*WORK TO BE COMPLETED*
Select every line containing the word "text" from the material, and copy those lines.

*INFORMATION GIVEN*

§

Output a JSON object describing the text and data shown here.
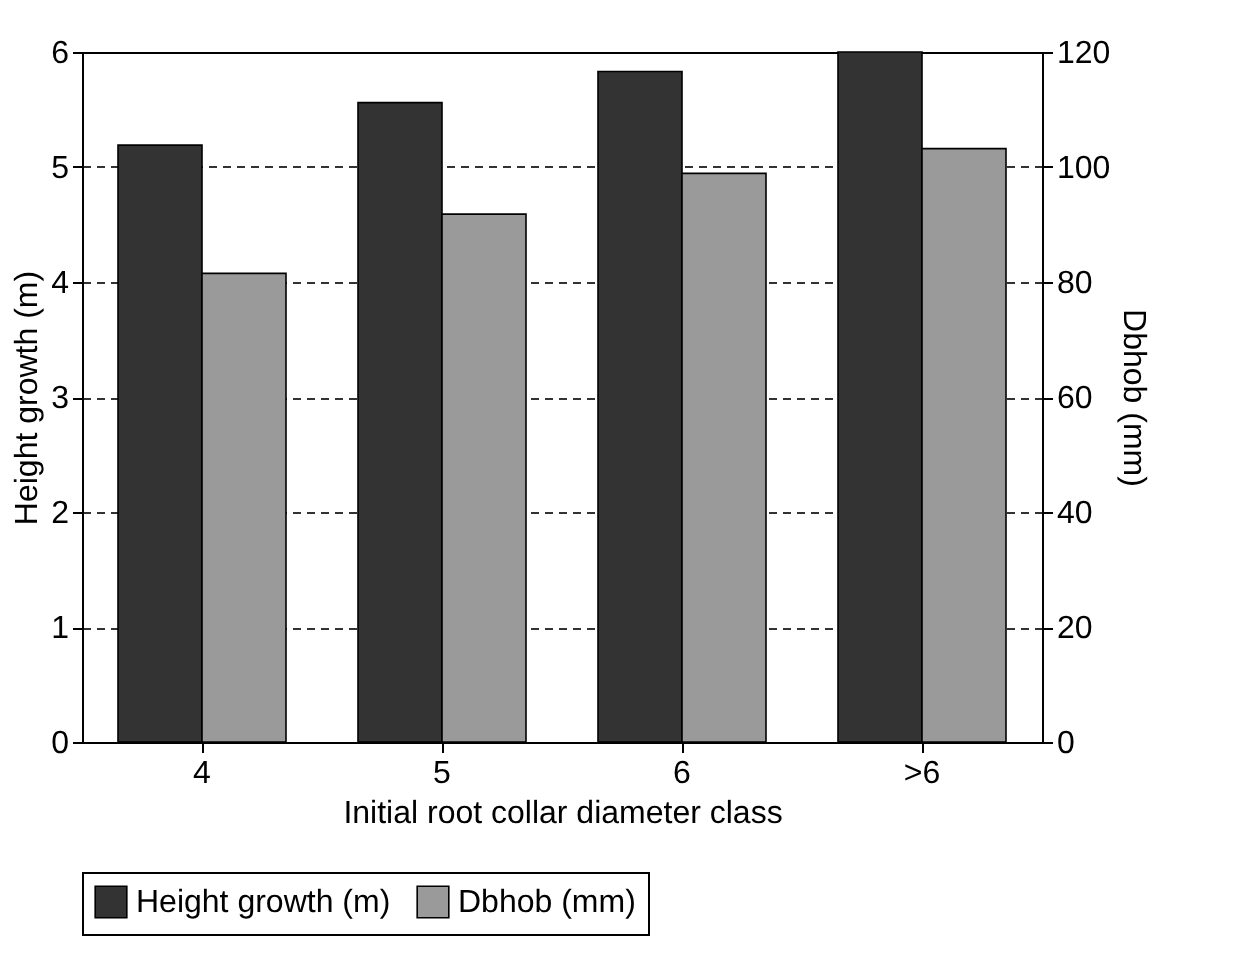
{
  "chart_data": {
    "type": "bar",
    "xlabel": "Initial root collar diameter class",
    "ylabel": "Height growth (m)",
    "y2label": "Dbhob (mm)",
    "categories": [
      "4",
      "5",
      "6",
      ">6"
    ],
    "series": [
      {
        "name": "Height growth (m)",
        "color": "#333333",
        "values": [
          5.19,
          5.56,
          5.83,
          6.0
        ]
      },
      {
        "name": "Dbhob (mm)",
        "color": "#9a9a9a",
        "axis": "y2",
        "values": [
          81.5,
          91.8,
          98.9,
          103.2
        ]
      }
    ],
    "ylim": [
      0,
      6
    ],
    "yticks": [
      0,
      1,
      2,
      3,
      4,
      5,
      6
    ],
    "y2lim": [
      0,
      120
    ],
    "y2ticks": [
      0,
      20,
      40,
      60,
      80,
      100,
      120
    ],
    "grid": "y",
    "legend": "bottom"
  }
}
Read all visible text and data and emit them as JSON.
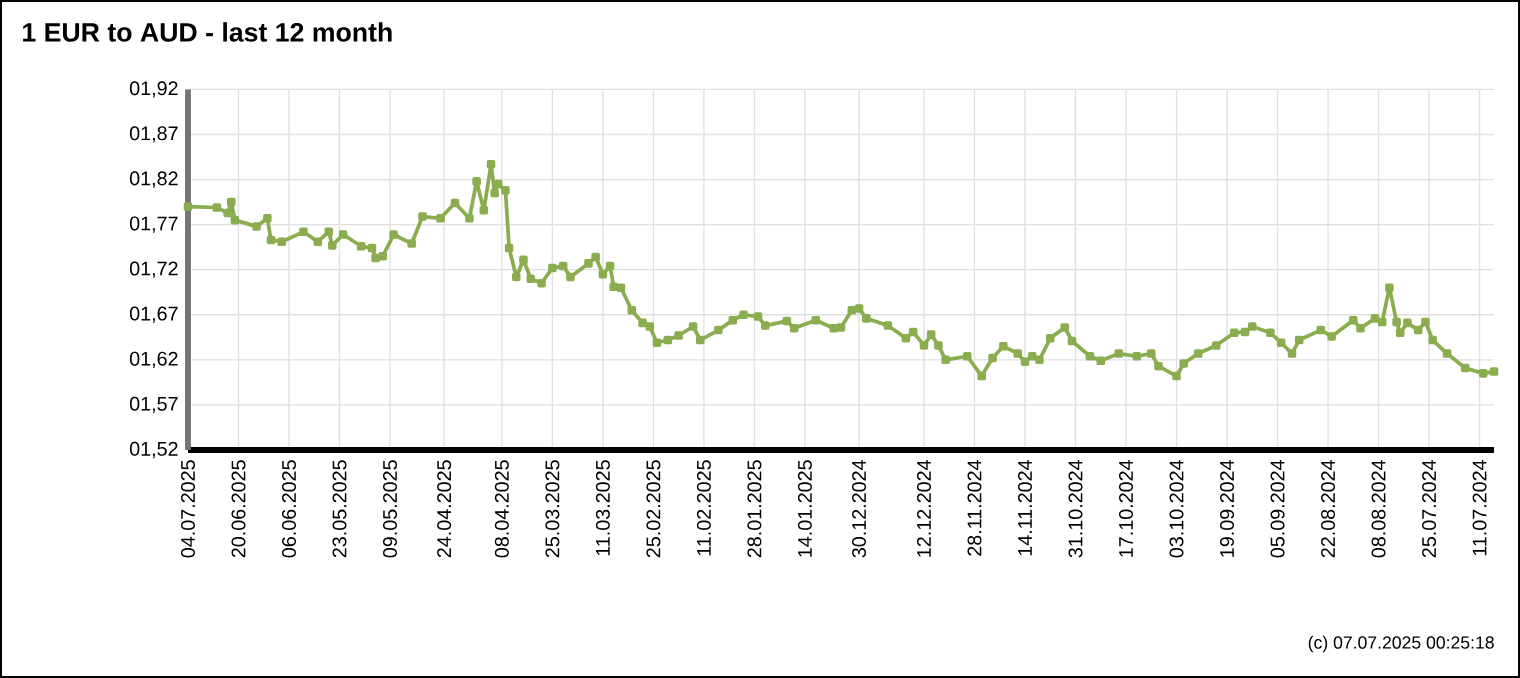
{
  "chart_data": {
    "type": "line",
    "title": "1 EUR to AUD - last 12 month",
    "annotations": [
      "(c) 07.07.2025 00:25:18"
    ],
    "x": [
      "2025-07-04",
      "2025-06-26",
      "2025-06-23",
      "2025-06-22",
      "2025-06-21",
      "2025-06-15",
      "2025-06-12",
      "2025-06-11",
      "2025-06-08",
      "2025-06-02",
      "2025-05-29",
      "2025-05-26",
      "2025-05-25",
      "2025-05-22",
      "2025-05-17",
      "2025-05-14",
      "2025-05-13",
      "2025-05-11",
      "2025-05-08",
      "2025-05-03",
      "2025-04-30",
      "2025-04-25",
      "2025-04-21",
      "2025-04-17",
      "2025-04-15",
      "2025-04-13",
      "2025-04-11",
      "2025-04-10",
      "2025-04-09",
      "2025-04-07",
      "2025-04-06",
      "2025-04-04",
      "2025-04-02",
      "2025-03-31",
      "2025-03-28",
      "2025-03-25",
      "2025-03-22",
      "2025-03-20",
      "2025-03-15",
      "2025-03-13",
      "2025-03-11",
      "2025-03-09",
      "2025-03-08",
      "2025-03-06",
      "2025-03-03",
      "2025-02-28",
      "2025-02-26",
      "2025-02-24",
      "2025-02-21",
      "2025-02-18",
      "2025-02-14",
      "2025-02-12",
      "2025-02-07",
      "2025-02-03",
      "2025-01-31",
      "2025-01-27",
      "2025-01-25",
      "2025-01-19",
      "2025-01-17",
      "2025-01-11",
      "2025-01-06",
      "2025-01-04",
      "2025-01-01",
      "2024-12-30",
      "2024-12-28",
      "2024-12-22",
      "2024-12-17",
      "2024-12-15",
      "2024-12-12",
      "2024-12-10",
      "2024-12-08",
      "2024-12-06",
      "2024-11-30",
      "2024-11-26",
      "2024-11-23",
      "2024-11-20",
      "2024-11-16",
      "2024-11-14",
      "2024-11-12",
      "2024-11-10",
      "2024-11-07",
      "2024-11-03",
      "2024-11-01",
      "2024-10-27",
      "2024-10-24",
      "2024-10-19",
      "2024-10-14",
      "2024-10-10",
      "2024-10-08",
      "2024-10-03",
      "2024-10-01",
      "2024-09-27",
      "2024-09-22",
      "2024-09-17",
      "2024-09-14",
      "2024-09-12",
      "2024-09-07",
      "2024-09-04",
      "2024-09-01",
      "2024-08-30",
      "2024-08-24",
      "2024-08-21",
      "2024-08-15",
      "2024-08-13",
      "2024-08-09",
      "2024-08-07",
      "2024-08-05",
      "2024-08-03",
      "2024-08-02",
      "2024-07-31",
      "2024-07-28",
      "2024-07-26",
      "2024-07-24",
      "2024-07-20",
      "2024-07-15",
      "2024-07-10",
      "2024-07-07"
    ],
    "series": [
      {
        "color": "#8aad4f",
        "values": [
          1.79,
          1.789,
          1.783,
          1.795,
          1.775,
          1.768,
          1.777,
          1.753,
          1.751,
          1.762,
          1.751,
          1.762,
          1.747,
          1.759,
          1.746,
          1.744,
          1.733,
          1.735,
          1.759,
          1.749,
          1.779,
          1.777,
          1.794,
          1.777,
          1.818,
          1.786,
          1.837,
          1.805,
          1.815,
          1.808,
          1.744,
          1.712,
          1.731,
          1.71,
          1.705,
          1.722,
          1.724,
          1.712,
          1.727,
          1.734,
          1.715,
          1.724,
          1.701,
          1.7,
          1.675,
          1.661,
          1.657,
          1.639,
          1.642,
          1.647,
          1.657,
          1.642,
          1.653,
          1.664,
          1.67,
          1.668,
          1.658,
          1.663,
          1.655,
          1.664,
          1.655,
          1.656,
          1.675,
          1.677,
          1.666,
          1.658,
          1.644,
          1.651,
          1.636,
          1.648,
          1.636,
          1.62,
          1.624,
          1.602,
          1.622,
          1.635,
          1.627,
          1.618,
          1.624,
          1.62,
          1.644,
          1.656,
          1.641,
          1.624,
          1.619,
          1.627,
          1.624,
          1.627,
          1.613,
          1.602,
          1.616,
          1.627,
          1.636,
          1.65,
          1.651,
          1.657,
          1.65,
          1.639,
          1.627,
          1.642,
          1.653,
          1.646,
          1.664,
          1.655,
          1.666,
          1.662,
          1.7,
          1.662,
          1.65,
          1.661,
          1.653,
          1.662,
          1.642,
          1.627,
          1.611,
          1.605,
          1.607
        ]
      }
    ],
    "xlim": [
      "2025-07-04",
      "2024-07-07"
    ],
    "xticks": [
      {
        "value": "2025-07-04",
        "label": "04.07.2025"
      },
      {
        "value": "2025-06-20",
        "label": "20.06.2025"
      },
      {
        "value": "2025-06-06",
        "label": "06.06.2025"
      },
      {
        "value": "2025-05-23",
        "label": "23.05.2025"
      },
      {
        "value": "2025-05-09",
        "label": "09.05.2025"
      },
      {
        "value": "2025-04-24",
        "label": "24.04.2025"
      },
      {
        "value": "2025-04-08",
        "label": "08.04.2025"
      },
      {
        "value": "2025-03-25",
        "label": "25.03.2025"
      },
      {
        "value": "2025-03-11",
        "label": "11.03.2025"
      },
      {
        "value": "2025-02-25",
        "label": "25.02.2025"
      },
      {
        "value": "2025-02-11",
        "label": "11.02.2025"
      },
      {
        "value": "2025-01-28",
        "label": "28.01.2025"
      },
      {
        "value": "2025-01-14",
        "label": "14.01.2025"
      },
      {
        "value": "2024-12-30",
        "label": "30.12.2024"
      },
      {
        "value": "2024-12-12",
        "label": "12.12.2024"
      },
      {
        "value": "2024-11-28",
        "label": "28.11.2024"
      },
      {
        "value": "2024-11-14",
        "label": "14.11.2024"
      },
      {
        "value": "2024-10-31",
        "label": "31.10.2024"
      },
      {
        "value": "2024-10-17",
        "label": "17.10.2024"
      },
      {
        "value": "2024-10-03",
        "label": "03.10.2024"
      },
      {
        "value": "2024-09-19",
        "label": "19.09.2024"
      },
      {
        "value": "2024-09-05",
        "label": "05.09.2024"
      },
      {
        "value": "2024-08-22",
        "label": "22.08.2024"
      },
      {
        "value": "2024-08-08",
        "label": "08.08.2024"
      },
      {
        "value": "2024-07-25",
        "label": "25.07.2024"
      },
      {
        "value": "2024-07-11",
        "label": "11.07.2024"
      }
    ],
    "ylim": [
      1.52,
      1.92
    ],
    "yticks": [
      {
        "value": 1.52,
        "label": "01,52"
      },
      {
        "value": 1.57,
        "label": "01,57"
      },
      {
        "value": 1.62,
        "label": "01,62"
      },
      {
        "value": 1.67,
        "label": "01,67"
      },
      {
        "value": 1.72,
        "label": "01,72"
      },
      {
        "value": 1.77,
        "label": "01,77"
      },
      {
        "value": 1.82,
        "label": "01,82"
      },
      {
        "value": 1.87,
        "label": "01,87"
      },
      {
        "value": 1.92,
        "label": "01,92"
      }
    ],
    "grid": true,
    "marker": "square",
    "line_style": "solid"
  }
}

§

*RESULT OF THIS EXERCISE*
Output a JSON object describing the text and data shown here.
Read all visible text and data and emit them as JSON.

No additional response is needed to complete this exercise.